TASK GOAL → Find the lines containing "image" and say how many there are, with no other words.

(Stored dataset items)
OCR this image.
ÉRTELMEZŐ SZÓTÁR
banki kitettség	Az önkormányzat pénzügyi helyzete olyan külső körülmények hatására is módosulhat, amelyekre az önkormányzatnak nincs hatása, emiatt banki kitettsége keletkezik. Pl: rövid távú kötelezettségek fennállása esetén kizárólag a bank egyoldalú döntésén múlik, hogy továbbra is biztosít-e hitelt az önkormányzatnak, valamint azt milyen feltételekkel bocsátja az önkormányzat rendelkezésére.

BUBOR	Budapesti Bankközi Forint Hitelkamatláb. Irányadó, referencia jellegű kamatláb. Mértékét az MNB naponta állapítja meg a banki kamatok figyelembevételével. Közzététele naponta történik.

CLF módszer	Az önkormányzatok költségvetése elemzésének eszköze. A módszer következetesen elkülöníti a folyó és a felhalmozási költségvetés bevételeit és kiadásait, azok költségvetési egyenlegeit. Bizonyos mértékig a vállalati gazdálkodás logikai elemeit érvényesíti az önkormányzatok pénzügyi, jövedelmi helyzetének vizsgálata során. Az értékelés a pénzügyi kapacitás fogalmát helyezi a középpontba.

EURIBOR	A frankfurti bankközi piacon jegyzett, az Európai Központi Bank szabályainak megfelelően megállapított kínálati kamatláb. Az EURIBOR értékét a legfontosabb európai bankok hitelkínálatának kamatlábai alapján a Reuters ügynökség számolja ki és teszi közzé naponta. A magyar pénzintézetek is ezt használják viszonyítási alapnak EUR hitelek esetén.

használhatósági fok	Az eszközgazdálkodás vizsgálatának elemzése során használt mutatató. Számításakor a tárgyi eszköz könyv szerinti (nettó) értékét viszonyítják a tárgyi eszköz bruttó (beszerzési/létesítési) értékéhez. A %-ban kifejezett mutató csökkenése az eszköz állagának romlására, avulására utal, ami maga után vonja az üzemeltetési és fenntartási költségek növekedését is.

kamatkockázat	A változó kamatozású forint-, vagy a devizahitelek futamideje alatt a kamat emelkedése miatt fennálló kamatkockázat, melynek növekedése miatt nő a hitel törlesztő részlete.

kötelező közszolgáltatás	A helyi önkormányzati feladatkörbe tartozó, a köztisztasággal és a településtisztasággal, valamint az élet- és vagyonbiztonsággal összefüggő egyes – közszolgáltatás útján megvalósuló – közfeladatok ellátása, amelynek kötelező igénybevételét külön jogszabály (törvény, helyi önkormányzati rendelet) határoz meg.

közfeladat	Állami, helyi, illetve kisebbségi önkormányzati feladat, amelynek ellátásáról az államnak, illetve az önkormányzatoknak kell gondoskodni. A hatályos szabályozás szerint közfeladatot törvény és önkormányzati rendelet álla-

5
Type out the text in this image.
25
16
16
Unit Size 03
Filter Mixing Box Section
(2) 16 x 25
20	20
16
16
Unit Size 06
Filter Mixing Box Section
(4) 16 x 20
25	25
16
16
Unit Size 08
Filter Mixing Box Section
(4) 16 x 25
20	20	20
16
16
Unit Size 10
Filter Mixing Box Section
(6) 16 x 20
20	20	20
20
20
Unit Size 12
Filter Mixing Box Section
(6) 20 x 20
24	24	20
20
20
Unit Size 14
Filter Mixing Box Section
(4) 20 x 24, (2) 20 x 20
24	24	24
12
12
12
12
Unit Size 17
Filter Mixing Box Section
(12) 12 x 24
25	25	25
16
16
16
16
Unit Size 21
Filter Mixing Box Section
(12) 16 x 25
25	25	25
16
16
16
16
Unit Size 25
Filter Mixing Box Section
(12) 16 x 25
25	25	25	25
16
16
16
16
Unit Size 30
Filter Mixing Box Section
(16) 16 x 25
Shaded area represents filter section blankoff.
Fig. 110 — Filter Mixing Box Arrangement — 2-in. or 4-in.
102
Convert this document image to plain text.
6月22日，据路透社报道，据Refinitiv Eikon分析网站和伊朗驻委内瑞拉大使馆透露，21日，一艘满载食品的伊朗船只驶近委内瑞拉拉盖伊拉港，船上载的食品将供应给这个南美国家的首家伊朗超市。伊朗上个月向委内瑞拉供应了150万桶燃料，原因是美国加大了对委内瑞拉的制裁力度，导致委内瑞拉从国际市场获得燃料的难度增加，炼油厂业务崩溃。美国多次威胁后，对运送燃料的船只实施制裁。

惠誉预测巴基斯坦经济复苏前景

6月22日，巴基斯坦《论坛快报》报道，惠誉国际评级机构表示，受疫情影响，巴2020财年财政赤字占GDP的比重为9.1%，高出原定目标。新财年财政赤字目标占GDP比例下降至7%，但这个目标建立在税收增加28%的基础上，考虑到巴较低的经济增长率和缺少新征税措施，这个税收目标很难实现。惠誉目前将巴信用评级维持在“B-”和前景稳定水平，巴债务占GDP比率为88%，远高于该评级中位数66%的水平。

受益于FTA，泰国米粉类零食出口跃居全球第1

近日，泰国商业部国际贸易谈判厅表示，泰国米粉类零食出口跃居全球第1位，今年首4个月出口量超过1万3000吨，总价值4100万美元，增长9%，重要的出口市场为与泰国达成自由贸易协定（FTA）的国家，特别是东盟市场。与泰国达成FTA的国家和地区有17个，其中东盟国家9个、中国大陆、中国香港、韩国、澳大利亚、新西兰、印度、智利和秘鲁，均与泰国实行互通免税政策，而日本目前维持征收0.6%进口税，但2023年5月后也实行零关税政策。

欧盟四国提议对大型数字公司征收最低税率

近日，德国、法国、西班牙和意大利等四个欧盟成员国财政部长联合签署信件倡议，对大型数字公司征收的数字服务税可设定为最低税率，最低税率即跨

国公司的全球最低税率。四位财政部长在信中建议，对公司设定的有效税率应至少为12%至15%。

PROBLEM SOLUTION → 3